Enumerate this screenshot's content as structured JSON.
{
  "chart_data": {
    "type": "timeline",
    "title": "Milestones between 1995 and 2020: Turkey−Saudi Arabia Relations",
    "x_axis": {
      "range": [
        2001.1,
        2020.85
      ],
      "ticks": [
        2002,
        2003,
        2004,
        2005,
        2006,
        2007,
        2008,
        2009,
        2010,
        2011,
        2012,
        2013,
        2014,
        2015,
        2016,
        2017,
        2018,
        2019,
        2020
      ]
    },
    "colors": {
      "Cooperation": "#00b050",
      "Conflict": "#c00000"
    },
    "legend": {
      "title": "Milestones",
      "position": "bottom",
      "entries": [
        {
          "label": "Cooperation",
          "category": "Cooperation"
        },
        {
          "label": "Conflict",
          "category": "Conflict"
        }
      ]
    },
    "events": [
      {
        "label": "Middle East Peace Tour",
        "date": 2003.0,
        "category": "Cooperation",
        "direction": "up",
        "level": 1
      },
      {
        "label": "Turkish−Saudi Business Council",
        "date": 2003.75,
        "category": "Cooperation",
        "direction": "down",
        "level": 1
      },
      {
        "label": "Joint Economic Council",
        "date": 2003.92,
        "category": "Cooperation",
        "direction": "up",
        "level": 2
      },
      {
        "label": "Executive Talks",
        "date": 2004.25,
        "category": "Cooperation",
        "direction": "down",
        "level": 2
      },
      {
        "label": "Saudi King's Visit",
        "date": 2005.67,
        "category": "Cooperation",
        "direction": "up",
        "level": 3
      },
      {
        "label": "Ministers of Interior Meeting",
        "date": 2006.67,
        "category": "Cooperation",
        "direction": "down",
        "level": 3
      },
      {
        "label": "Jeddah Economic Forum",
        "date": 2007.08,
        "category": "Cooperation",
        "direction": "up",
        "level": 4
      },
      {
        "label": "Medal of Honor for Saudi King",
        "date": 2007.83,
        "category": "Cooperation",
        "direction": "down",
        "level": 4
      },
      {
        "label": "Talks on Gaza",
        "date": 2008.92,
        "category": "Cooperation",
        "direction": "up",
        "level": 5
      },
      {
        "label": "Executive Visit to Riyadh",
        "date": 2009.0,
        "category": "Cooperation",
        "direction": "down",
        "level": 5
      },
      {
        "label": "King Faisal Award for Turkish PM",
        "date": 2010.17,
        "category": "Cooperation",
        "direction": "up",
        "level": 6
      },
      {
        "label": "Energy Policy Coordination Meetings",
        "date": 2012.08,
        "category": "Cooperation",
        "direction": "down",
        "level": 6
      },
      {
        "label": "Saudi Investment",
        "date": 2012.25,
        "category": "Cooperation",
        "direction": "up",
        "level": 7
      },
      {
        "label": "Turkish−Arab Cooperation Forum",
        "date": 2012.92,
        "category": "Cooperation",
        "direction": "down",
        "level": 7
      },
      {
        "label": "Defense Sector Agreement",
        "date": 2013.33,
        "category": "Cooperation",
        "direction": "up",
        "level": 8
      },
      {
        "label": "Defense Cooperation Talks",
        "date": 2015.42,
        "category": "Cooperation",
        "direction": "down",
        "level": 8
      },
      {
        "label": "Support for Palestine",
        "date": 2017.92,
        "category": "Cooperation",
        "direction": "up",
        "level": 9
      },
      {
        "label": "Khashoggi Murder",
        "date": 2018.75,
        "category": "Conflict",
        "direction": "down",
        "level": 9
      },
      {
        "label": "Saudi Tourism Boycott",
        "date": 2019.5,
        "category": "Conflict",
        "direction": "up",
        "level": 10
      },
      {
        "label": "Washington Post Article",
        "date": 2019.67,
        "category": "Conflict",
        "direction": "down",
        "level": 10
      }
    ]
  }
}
--------------------
PROBLEM DESCRIPTION> Write the data back out verbatim.

THE ANSWER>
Enumerate this screenshot's content as structured JSON.
{
  "chart_data": {
    "type": "timeline",
    "title": "Milestones between 1995 and 2020: Turkey−Saudi Arabia Relations",
    "x_axis": {
      "range": [
        2001.1,
        2020.85
      ],
      "ticks": [
        2002,
        2003,
        2004,
        2005,
        2006,
        2007,
        2008,
        2009,
        2010,
        2011,
        2012,
        2013,
        2014,
        2015,
        2016,
        2017,
        2018,
        2019,
        2020
      ]
    },
    "colors": {
      "Cooperation": "#00b050",
      "Conflict": "#c00000"
    },
    "legend": {
      "title": "Milestones",
      "position": "bottom",
      "entries": [
        {
          "label": "Cooperation",
          "category": "Cooperation"
        },
        {
          "label": "Conflict",
          "category": "Conflict"
        }
      ]
    },
    "events": [
      {
        "label": "Middle East Peace Tour",
        "date": 2003.0,
        "category": "Cooperation",
        "direction": "up",
        "level": 1
      },
      {
        "label": "Turkish−Saudi Business Council",
        "date": 2003.75,
        "category": "Cooperation",
        "direction": "down",
        "level": 1
      },
      {
        "label": "Joint Economic Council",
        "date": 2003.92,
        "category": "Cooperation",
        "direction": "up",
        "level": 2
      },
      {
        "label": "Executive Talks",
        "date": 2004.25,
        "category": "Cooperation",
        "direction": "down",
        "level": 2
      },
      {
        "label": "Saudi King's Visit",
        "date": 2005.67,
        "category": "Cooperation",
        "direction": "up",
        "level": 3
      },
      {
        "label": "Ministers of Interior Meeting",
        "date": 2006.67,
        "category": "Cooperation",
        "direction": "down",
        "level": 3
      },
      {
        "label": "Jeddah Economic Forum",
        "date": 2007.08,
        "category": "Cooperation",
        "direction": "up",
        "level": 4
      },
      {
        "label": "Medal of Honor for Saudi King",
        "date": 2007.83,
        "category": "Cooperation",
        "direction": "down",
        "level": 4
      },
      {
        "label": "Talks on Gaza",
        "date": 2008.92,
        "category": "Cooperation",
        "direction": "up",
        "level": 5
      },
      {
        "label": "Executive Visit to Riyadh",
        "date": 2009.0,
        "category": "Cooperation",
        "direction": "down",
        "level": 5
      },
      {
        "label": "King Faisal Award for Turkish PM",
        "date": 2010.17,
        "category": "Cooperation",
        "direction": "up",
        "level": 6
      },
      {
        "label": "Energy Policy Coordination Meetings",
        "date": 2012.08,
        "category": "Cooperation",
        "direction": "down",
        "level": 6
      },
      {
        "label": "Saudi Investment",
        "date": 2012.25,
        "category": "Cooperation",
        "direction": "up",
        "level": 7
      },
      {
        "label": "Turkish−Arab Cooperation Forum",
        "date": 2012.92,
        "category": "Cooperation",
        "direction": "down",
        "level": 7
      },
      {
        "label": "Defense Sector Agreement",
        "date": 2013.33,
        "category": "Cooperation",
        "direction": "up",
        "level": 8
      },
      {
        "label": "Defense Cooperation Talks",
        "date": 2015.42,
        "category": "Cooperation",
        "direction": "down",
        "level": 8
      },
      {
        "label": "Support for Palestine",
        "date": 2017.92,
        "category": "Cooperation",
        "direction": "up",
        "level": 9
      },
      {
        "label": "Khashoggi Murder",
        "date": 2018.75,
        "category": "Conflict",
        "direction": "down",
        "level": 9
      },
      {
        "label": "Saudi Tourism Boycott",
        "date": 2019.5,
        "category": "Conflict",
        "direction": "up",
        "level": 10
      },
      {
        "label": "Washington Post Article",
        "date": 2019.67,
        "category": "Conflict",
        "direction": "down",
        "level": 10
      }
    ]
  }
}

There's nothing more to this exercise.